§ **O problema**
Copie todo o material abaixo linha por linha, sem qualquer alteração.

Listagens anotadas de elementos
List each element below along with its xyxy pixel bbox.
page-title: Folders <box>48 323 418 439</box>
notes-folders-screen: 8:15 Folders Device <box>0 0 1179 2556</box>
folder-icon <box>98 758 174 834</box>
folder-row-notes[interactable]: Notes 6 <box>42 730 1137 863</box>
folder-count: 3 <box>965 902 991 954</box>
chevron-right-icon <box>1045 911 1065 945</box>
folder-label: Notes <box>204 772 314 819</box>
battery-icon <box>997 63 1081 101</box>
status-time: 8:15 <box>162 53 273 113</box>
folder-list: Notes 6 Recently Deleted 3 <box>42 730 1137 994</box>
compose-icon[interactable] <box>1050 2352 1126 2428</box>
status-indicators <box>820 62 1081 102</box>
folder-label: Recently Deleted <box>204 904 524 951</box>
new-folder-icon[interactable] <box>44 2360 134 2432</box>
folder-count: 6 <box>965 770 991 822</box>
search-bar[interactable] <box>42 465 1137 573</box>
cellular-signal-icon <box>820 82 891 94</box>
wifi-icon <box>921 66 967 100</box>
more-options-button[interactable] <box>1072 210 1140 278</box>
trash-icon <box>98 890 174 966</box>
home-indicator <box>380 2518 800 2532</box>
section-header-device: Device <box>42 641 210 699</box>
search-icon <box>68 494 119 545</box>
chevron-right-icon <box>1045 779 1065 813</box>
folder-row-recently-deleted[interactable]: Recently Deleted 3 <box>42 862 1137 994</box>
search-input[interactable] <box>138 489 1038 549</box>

§ **Saída**
List each element below along with its xyxy pixel bbox.
page-title: Folders <box>48 323 418 439</box>
notes-folders-screen: 8:15 Folders Device <box>0 0 1179 2556</box>
folder-icon <box>98 758 174 834</box>
folder-row-notes[interactable]: Notes 6 <box>42 730 1137 863</box>
folder-count: 3 <box>965 902 991 954</box>
chevron-right-icon <box>1045 911 1065 945</box>
folder-label: Notes <box>204 772 314 819</box>
battery-icon <box>997 63 1081 101</box>
status-time: 8:15 <box>162 53 273 113</box>
folder-list: Notes 6 Recently Deleted 3 <box>42 730 1137 994</box>
compose-icon[interactable] <box>1050 2352 1126 2428</box>
status-indicators <box>820 62 1081 102</box>
folder-label: Recently Deleted <box>204 904 524 951</box>
new-folder-icon[interactable] <box>44 2360 134 2432</box>
folder-count: 6 <box>965 770 991 822</box>
search-bar[interactable] <box>42 465 1137 573</box>
cellular-signal-icon <box>820 82 891 94</box>
wifi-icon <box>921 66 967 100</box>
more-options-button[interactable] <box>1072 210 1140 278</box>
trash-icon <box>98 890 174 966</box>
home-indicator <box>380 2518 800 2532</box>
section-header-device: Device <box>42 641 210 699</box>
search-icon <box>68 494 119 545</box>
chevron-right-icon <box>1045 779 1065 813</box>
folder-row-recently-deleted[interactable]: Recently Deleted 3 <box>42 862 1137 994</box>
search-input[interactable] <box>138 489 1038 549</box>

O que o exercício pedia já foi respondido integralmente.